++++ Extracted entries ++++

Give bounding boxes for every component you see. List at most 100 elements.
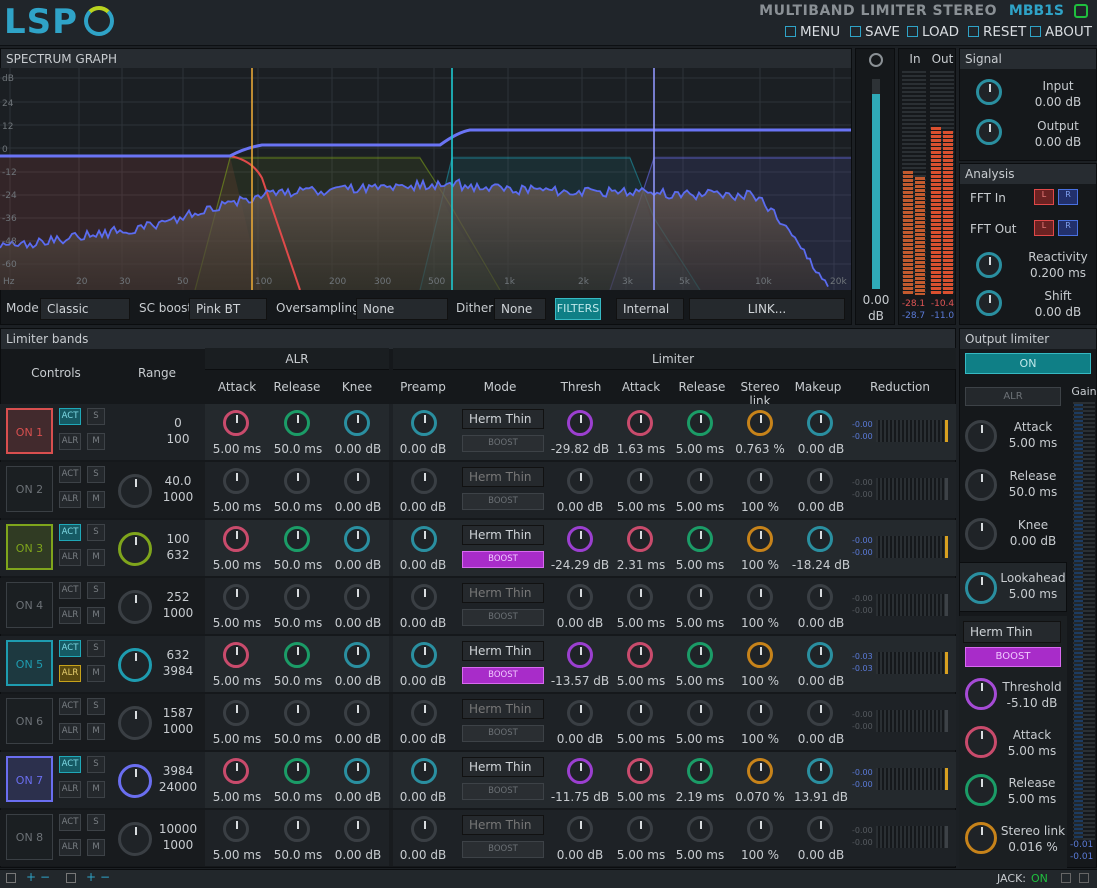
zoom-icon[interactable] xyxy=(869,53,883,67)
out-knee-knob[interactable] xyxy=(965,518,997,550)
band-4-alr-knee-knob[interactable] xyxy=(344,584,370,610)
mode-select[interactable]: Classic xyxy=(40,298,130,320)
band-1-mute-button[interactable]: M xyxy=(87,433,105,450)
band-7-act-button[interactable]: ACT xyxy=(59,756,81,773)
link-button[interactable]: LINK... xyxy=(689,298,845,320)
band-1-solo-button[interactable]: S xyxy=(87,408,105,425)
band-5-alr-knee-knob[interactable] xyxy=(344,642,370,668)
band-7-alr-attack-knob[interactable] xyxy=(223,758,249,784)
band-4-solo-button[interactable]: S xyxy=(87,582,105,599)
band-5-on-button[interactable]: ON 5 xyxy=(6,640,53,686)
band-7-boost-button[interactable]: BOOST xyxy=(462,783,544,800)
band-2-boost-button[interactable]: BOOST xyxy=(462,493,544,510)
band-8-on-button[interactable]: ON 8 xyxy=(6,814,53,860)
band-4-mode-select[interactable]: Herm Thin xyxy=(462,583,544,603)
band-7-mode-select[interactable]: Herm Thin xyxy=(462,757,544,777)
band-2-mute-button[interactable]: M xyxy=(87,491,105,508)
band-3-attack-knob[interactable] xyxy=(627,526,653,552)
band-2-mode-select[interactable]: Herm Thin xyxy=(462,467,544,487)
dither-select[interactable]: None xyxy=(494,298,546,320)
load-button[interactable]: LOAD xyxy=(907,24,959,40)
band-5-alr-release-knob[interactable] xyxy=(284,642,310,668)
band-7-release-knob[interactable] xyxy=(687,758,713,784)
band-8-act-button[interactable]: ACT xyxy=(59,814,81,831)
resize-icon[interactable] xyxy=(1079,873,1089,883)
band-1-alr-release-knob[interactable] xyxy=(284,410,310,436)
band-6-thresh-knob[interactable] xyxy=(567,700,593,726)
out-stereolink-knob[interactable] xyxy=(965,822,997,854)
band-6-range-knob[interactable] xyxy=(118,706,152,740)
out-release2-knob[interactable] xyxy=(965,774,997,806)
band-5-act-button[interactable]: ACT xyxy=(59,640,81,657)
band-8-boost-button[interactable]: BOOST xyxy=(462,841,544,858)
band-8-solo-button[interactable]: S xyxy=(87,814,105,831)
band-4-preamp-knob[interactable] xyxy=(411,584,437,610)
band-3-boost-button[interactable]: BOOST xyxy=(462,551,544,568)
band-1-stereolink-knob[interactable] xyxy=(747,410,773,436)
band-6-act-button[interactable]: ACT xyxy=(59,698,81,715)
band-3-alr-attack-knob[interactable] xyxy=(223,526,249,552)
band-4-attack-knob[interactable] xyxy=(627,584,653,610)
reactivity-knob[interactable] xyxy=(976,252,1002,278)
band-5-mute-button[interactable]: M xyxy=(87,665,105,682)
band-7-on-button[interactable]: ON 7 xyxy=(6,756,53,802)
band-8-thresh-knob[interactable] xyxy=(567,816,593,842)
band-2-preamp-knob[interactable] xyxy=(411,468,437,494)
band-2-alr-knee-knob[interactable] xyxy=(344,468,370,494)
band-6-on-button[interactable]: ON 6 xyxy=(6,698,53,744)
out-boost-button[interactable]: BOOST xyxy=(965,647,1061,667)
band-2-makeup-knob[interactable] xyxy=(807,468,833,494)
help-icon[interactable] xyxy=(1061,873,1071,883)
band-3-makeup-knob[interactable] xyxy=(807,526,833,552)
out-mode-select[interactable]: Herm Thin xyxy=(963,621,1061,643)
band-3-alr-knee-knob[interactable] xyxy=(344,526,370,552)
band-3-range-knob[interactable] xyxy=(118,532,152,566)
out-release-knob[interactable] xyxy=(965,469,997,501)
band-4-range-knob[interactable] xyxy=(118,590,152,624)
band-2-range-knob[interactable] xyxy=(118,474,152,508)
band-6-release-knob[interactable] xyxy=(687,700,713,726)
gain-meter[interactable] xyxy=(872,79,880,289)
reset-button[interactable]: RESET xyxy=(968,24,1026,40)
font-up-icon[interactable]: + xyxy=(86,870,96,884)
band-2-alr-button[interactable]: ALR xyxy=(59,491,81,508)
band-5-range-knob[interactable] xyxy=(118,648,152,682)
band-6-alr-attack-knob[interactable] xyxy=(223,700,249,726)
font-down-icon[interactable]: − xyxy=(100,870,110,884)
band-1-alr-button[interactable]: ALR xyxy=(59,433,81,450)
band-8-alr-attack-knob[interactable] xyxy=(223,816,249,842)
band-7-makeup-knob[interactable] xyxy=(807,758,833,784)
band-7-mute-button[interactable]: M xyxy=(87,781,105,798)
band-8-alr-knee-knob[interactable] xyxy=(344,816,370,842)
band-5-alr-button[interactable]: ALR xyxy=(59,665,81,682)
band-3-stereolink-knob[interactable] xyxy=(747,526,773,552)
band-6-stereolink-knob[interactable] xyxy=(747,700,773,726)
spectrum-graph[interactable]: dB 24 12 0 -12 -24 -36 -48 -60 Hz 20 30 50 100 200 300… xyxy=(0,68,851,290)
filters-button[interactable]: FILTERS xyxy=(555,298,601,320)
band-1-alr-attack-knob[interactable] xyxy=(223,410,249,436)
band-6-attack-knob[interactable] xyxy=(627,700,653,726)
band-4-alr-button[interactable]: ALR xyxy=(59,607,81,624)
band-6-boost-button[interactable]: BOOST xyxy=(462,725,544,742)
band-7-alr-knee-knob[interactable] xyxy=(344,758,370,784)
power-icon[interactable] xyxy=(1074,4,1088,18)
output-knob[interactable] xyxy=(976,119,1002,145)
band-4-alr-release-knob[interactable] xyxy=(284,584,310,610)
band-1-boost-button[interactable]: BOOST xyxy=(462,435,544,452)
band-8-stereolink-knob[interactable] xyxy=(747,816,773,842)
band-5-boost-button[interactable]: BOOST xyxy=(462,667,544,684)
band-3-release-knob[interactable] xyxy=(687,526,713,552)
scboost-select[interactable]: Pink BT xyxy=(189,298,267,320)
band-2-thresh-knob[interactable] xyxy=(567,468,593,494)
fft-in-l-button[interactable]: L xyxy=(1034,189,1054,205)
band-7-solo-button[interactable]: S xyxy=(87,756,105,773)
band-7-alr-release-knob[interactable] xyxy=(284,758,310,784)
band-3-mode-select[interactable]: Herm Thin xyxy=(462,525,544,545)
band-6-solo-button[interactable]: S xyxy=(87,698,105,715)
band-6-mute-button[interactable]: M xyxy=(87,723,105,740)
band-3-preamp-knob[interactable] xyxy=(411,526,437,552)
band-8-alr-button[interactable]: ALR xyxy=(59,839,81,856)
band-1-mode-select[interactable]: Herm Thin xyxy=(462,409,544,429)
about-button[interactable]: ABOUT xyxy=(1030,24,1092,40)
band-4-release-knob[interactable] xyxy=(687,584,713,610)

++++

Reproduce, word for word, the lines of the material above from the line with "zoom-icon[interactable] xyxy=(869,53,883,67)" up to and including the line with "band-5-alr-knee-knob[interactable] xyxy=(344,642,370,668)".

zoom-icon[interactable] xyxy=(869,53,883,67)
out-knee-knob[interactable] xyxy=(965,518,997,550)
band-4-alr-knee-knob[interactable] xyxy=(344,584,370,610)
mode-select[interactable]: Classic xyxy=(40,298,130,320)
band-1-mute-button[interactable]: M xyxy=(87,433,105,450)
band-7-act-button[interactable]: ACT xyxy=(59,756,81,773)
link-button[interactable]: LINK... xyxy=(689,298,845,320)
band-1-solo-button[interactable]: S xyxy=(87,408,105,425)
band-5-alr-knee-knob[interactable] xyxy=(344,642,370,668)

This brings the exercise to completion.